(Figure record extracts)

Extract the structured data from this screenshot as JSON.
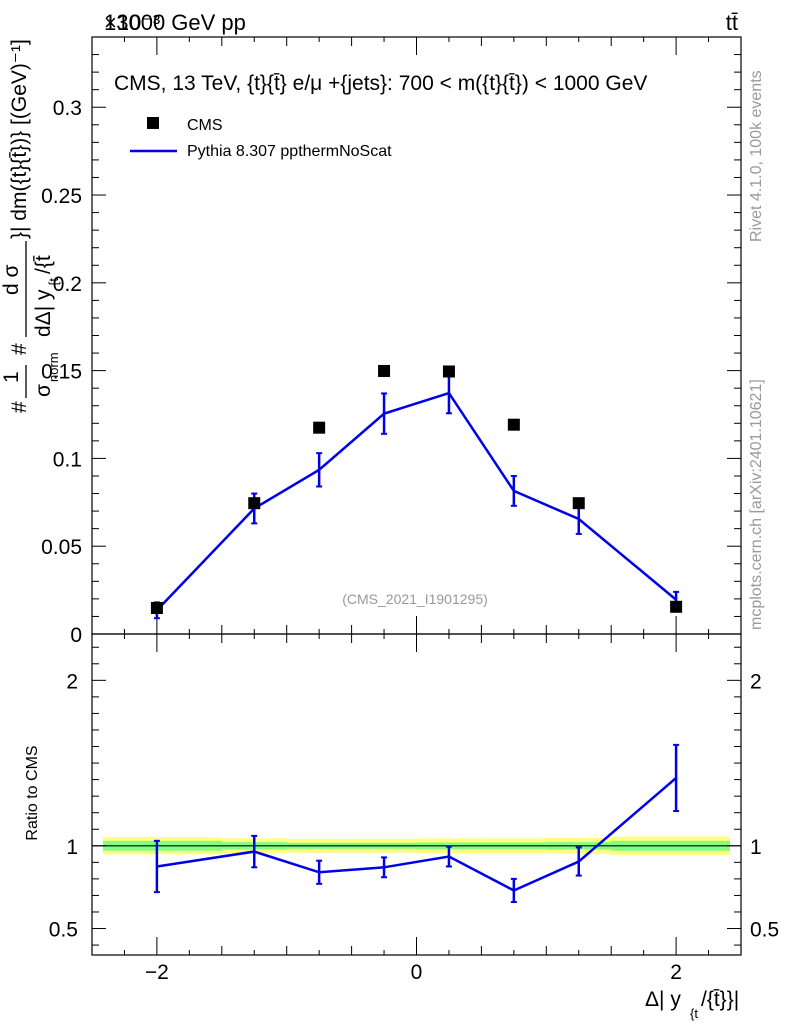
{
  "header": {
    "left_label": "13000 GeV pp",
    "right_label": "tt̄",
    "exponent_label": "×10⁻³"
  },
  "side_labels": {
    "rivet": "Rivet 4.1.0,  100k events",
    "mcplots": "mcplots.cern.ch [arXiv:2401.10621]"
  },
  "chart_data": [
    {
      "type": "scatter",
      "panel": "main",
      "title": "CMS, 13 TeV, {t}{t̄} e/μ +{jets}: 700 < m({t}{t̄}) < 1000 GeV",
      "watermark": "(CMS_2021_I1901295)",
      "ylabel": "#1/σ_norm #d σ/dΔ| y_{t}/{t̄}| dm({t}{t̄}) [(GeV)⁻¹]",
      "ylabel_parts": {
        "prefix": "#",
        "one": "1",
        "sigma": "σ",
        "norm": "norm",
        "hash": "#",
        "dsigma": "d σ",
        "d_delta_y": "dΔ| y",
        "sub_t": "{t",
        "slash_t": "/{t̄",
        "suffix": "}| dm({t}{t̄})} [(GeV)⁻¹]"
      },
      "xlabel": "Δ| y_{t}/{t̄}|",
      "xlabel_parts": {
        "main": "Δ| y",
        "sub": "{t",
        "tail": "/{t̄}}|"
      },
      "xlim": [
        -2.5,
        2.5
      ],
      "ylim": [
        0,
        0.34
      ],
      "yticks": [
        0,
        0.05,
        0.1,
        0.15,
        0.2,
        0.25,
        0.3
      ],
      "ytick_labels": [
        "0",
        "0.05",
        "0.1",
        "0.15",
        "0.2",
        "0.25",
        "0.3"
      ],
      "legend_position": "top-left",
      "series": [
        {
          "name": "CMS",
          "marker": "square",
          "color": "#000000",
          "x": [
            -2.0,
            -1.25,
            -0.75,
            -0.25,
            0.25,
            0.75,
            1.25,
            2.0
          ],
          "y": [
            0.0148,
            0.0745,
            0.1175,
            0.1498,
            0.1495,
            0.1192,
            0.0745,
            0.0155
          ]
        },
        {
          "name": "Pythia 8.307 ppthermNoScat",
          "marker": "line",
          "color": "#0000e6",
          "x": [
            -2.0,
            -1.25,
            -0.75,
            -0.25,
            0.25,
            0.75,
            1.25,
            2.0
          ],
          "y": [
            0.0135,
            0.0715,
            0.0935,
            0.1255,
            0.1372,
            0.0815,
            0.0655,
            0.0195
          ],
          "yerr": [
            0.0045,
            0.0085,
            0.0095,
            0.0115,
            0.0115,
            0.0085,
            0.0085,
            0.0045
          ]
        }
      ]
    },
    {
      "type": "scatter",
      "panel": "ratio",
      "ylabel": "Ratio to CMS",
      "xlim": [
        -2.5,
        2.5
      ],
      "ylim": [
        0.34,
        2.28
      ],
      "yticks": [
        0.5,
        1,
        2
      ],
      "ytick_labels": [
        "0.5",
        "1",
        "2"
      ],
      "xticks": [
        -2,
        0,
        2
      ],
      "xtick_labels": [
        "−2",
        "0",
        "2"
      ],
      "reference_line": 1,
      "uncertainty_bands": [
        {
          "name": "yellow",
          "color": "#ffff80",
          "x_edges": [
            -2.5,
            -1.5,
            -1.0,
            -0.5,
            0.0,
            0.5,
            1.0,
            1.5,
            2.5
          ],
          "half_width": [
            0.052,
            0.045,
            0.042,
            0.042,
            0.045,
            0.045,
            0.048,
            0.055
          ]
        },
        {
          "name": "green",
          "color": "#80ff80",
          "x_edges": [
            -2.5,
            -1.5,
            -1.0,
            -0.5,
            0.0,
            0.5,
            1.0,
            1.5,
            2.5
          ],
          "half_width": [
            0.03,
            0.022,
            0.018,
            0.018,
            0.02,
            0.02,
            0.022,
            0.03
          ]
        }
      ],
      "series": [
        {
          "name": "Pythia 8.307 ppthermNoScat",
          "color": "#0000e6",
          "x": [
            -2.0,
            -1.25,
            -0.75,
            -0.25,
            0.25,
            0.75,
            1.25,
            2.0
          ],
          "y": [
            0.875,
            0.965,
            0.84,
            0.87,
            0.935,
            0.73,
            0.905,
            1.41
          ],
          "yerr": [
            0.155,
            0.095,
            0.07,
            0.06,
            0.06,
            0.07,
            0.085,
            0.2
          ]
        }
      ]
    }
  ]
}
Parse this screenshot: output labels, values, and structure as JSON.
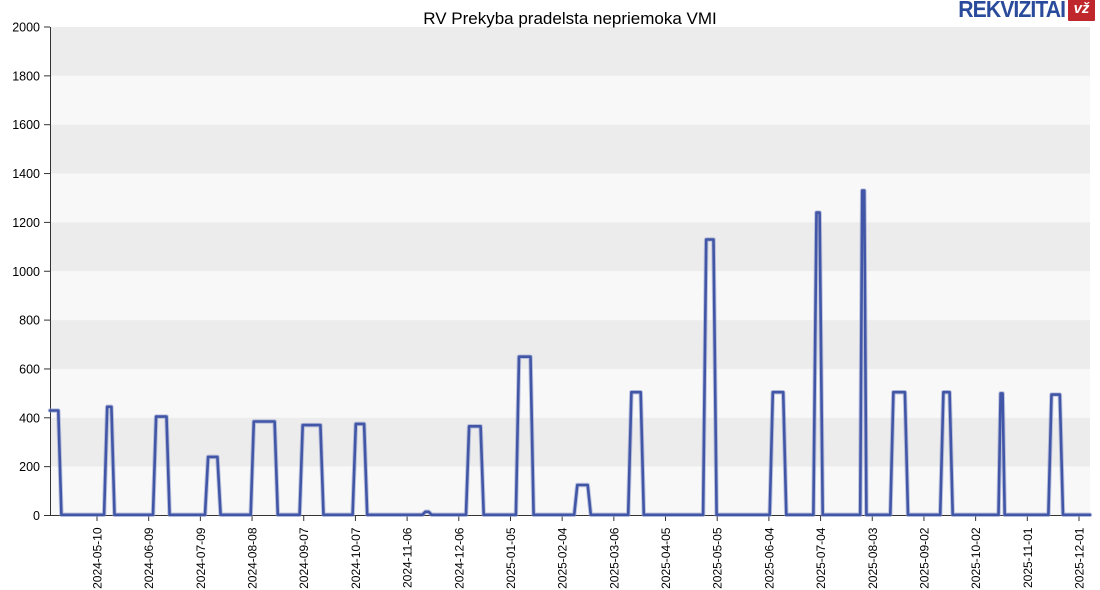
{
  "logo": {
    "text": "REKVIZITAI",
    "badge": "vž",
    "brand_blue": "#2a4b9b",
    "badge_red": "#c0272d"
  },
  "chart_data": {
    "type": "line",
    "title": "RV Prekyba pradelsta nepriemoka VMI",
    "xlabel": "",
    "ylabel": "",
    "ylim": [
      0,
      2000
    ],
    "ytick_step": 200,
    "grid": "horizontal-bands",
    "legend": "none",
    "series_color": "#4156a6",
    "grid_band_colors": [
      "#ececec",
      "#f8f8f8"
    ],
    "axis_color": "#333333",
    "x_tick_labels": [
      "2024-05-10",
      "2024-06-09",
      "2024-07-09",
      "2024-08-08",
      "2024-09-07",
      "2024-10-07",
      "2024-11-06",
      "2024-12-06",
      "2025-01-05",
      "2025-02-04",
      "2025-03-06",
      "2025-04-05",
      "2025-05-05",
      "2025-06-04",
      "2025-07-04",
      "2025-08-03",
      "2025-09-02",
      "2025-10-02",
      "2025-11-01",
      "2025-12-01"
    ],
    "baseline_value": 3,
    "spikes": [
      {
        "near": "series-start",
        "value": 430
      },
      {
        "near": "2024-05-10",
        "value": 445
      },
      {
        "near": "2024-06-09",
        "value": 405
      },
      {
        "near": "2024-07-09",
        "value": 240
      },
      {
        "near": "2024-08-08",
        "value": 385
      },
      {
        "near": "2024-09-07",
        "value": 370
      },
      {
        "near": "2024-10-07",
        "value": 375
      },
      {
        "near": "2024-11-06",
        "value": 15
      },
      {
        "near": "2024-12-06",
        "value": 365
      },
      {
        "near": "2025-01-05",
        "value": 650
      },
      {
        "near": "2025-02-04",
        "value": 125
      },
      {
        "near": "2025-03-06",
        "value": 505
      },
      {
        "near": "2025-05-05",
        "value": 1130
      },
      {
        "near": "2025-06-04",
        "value": 505
      },
      {
        "near": "2025-07-04",
        "value": 1240
      },
      {
        "near": "2025-08-03",
        "value": 1330
      },
      {
        "near": "2025-09-02",
        "value": 505
      },
      {
        "near": "2025-10-02",
        "value": 505
      },
      {
        "near": "2025-11-01",
        "value": 500
      },
      {
        "near": "2025-12-01",
        "value": 495
      }
    ],
    "points": [
      [
        0.0,
        430
      ],
      [
        0.008,
        430
      ],
      [
        0.011,
        3
      ],
      [
        0.052,
        3
      ],
      [
        0.055,
        445
      ],
      [
        0.059,
        445
      ],
      [
        0.062,
        3
      ],
      [
        0.099,
        3
      ],
      [
        0.102,
        405
      ],
      [
        0.112,
        405
      ],
      [
        0.115,
        3
      ],
      [
        0.149,
        3
      ],
      [
        0.152,
        240
      ],
      [
        0.161,
        240
      ],
      [
        0.164,
        3
      ],
      [
        0.193,
        3
      ],
      [
        0.196,
        385
      ],
      [
        0.216,
        385
      ],
      [
        0.219,
        3
      ],
      [
        0.24,
        3
      ],
      [
        0.243,
        370
      ],
      [
        0.26,
        370
      ],
      [
        0.263,
        3
      ],
      [
        0.291,
        3
      ],
      [
        0.294,
        375
      ],
      [
        0.302,
        375
      ],
      [
        0.305,
        3
      ],
      [
        0.358,
        3
      ],
      [
        0.361,
        15
      ],
      [
        0.364,
        15
      ],
      [
        0.367,
        3
      ],
      [
        0.4,
        3
      ],
      [
        0.403,
        365
      ],
      [
        0.414,
        365
      ],
      [
        0.417,
        3
      ],
      [
        0.448,
        3
      ],
      [
        0.451,
        650
      ],
      [
        0.462,
        650
      ],
      [
        0.465,
        3
      ],
      [
        0.504,
        3
      ],
      [
        0.507,
        125
      ],
      [
        0.517,
        125
      ],
      [
        0.52,
        3
      ],
      [
        0.556,
        3
      ],
      [
        0.559,
        505
      ],
      [
        0.568,
        505
      ],
      [
        0.571,
        3
      ],
      [
        0.628,
        3
      ],
      [
        0.631,
        1130
      ],
      [
        0.638,
        1130
      ],
      [
        0.641,
        3
      ],
      [
        0.692,
        3
      ],
      [
        0.695,
        505
      ],
      [
        0.705,
        505
      ],
      [
        0.708,
        3
      ],
      [
        0.734,
        3
      ],
      [
        0.737,
        1240
      ],
      [
        0.74,
        1240
      ],
      [
        0.743,
        3
      ],
      [
        0.779,
        3
      ],
      [
        0.781,
        1330
      ],
      [
        0.783,
        1330
      ],
      [
        0.785,
        3
      ],
      [
        0.808,
        3
      ],
      [
        0.811,
        505
      ],
      [
        0.822,
        505
      ],
      [
        0.825,
        3
      ],
      [
        0.856,
        3
      ],
      [
        0.859,
        505
      ],
      [
        0.865,
        505
      ],
      [
        0.868,
        3
      ],
      [
        0.912,
        3
      ],
      [
        0.914,
        500
      ],
      [
        0.916,
        500
      ],
      [
        0.918,
        3
      ],
      [
        0.96,
        3
      ],
      [
        0.963,
        495
      ],
      [
        0.971,
        495
      ],
      [
        0.974,
        3
      ],
      [
        1.0,
        3
      ]
    ]
  }
}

** Your instructions **
Note how many lines in the listing above hold the string "title", then give only that figure.

** Answer for this exercise **
2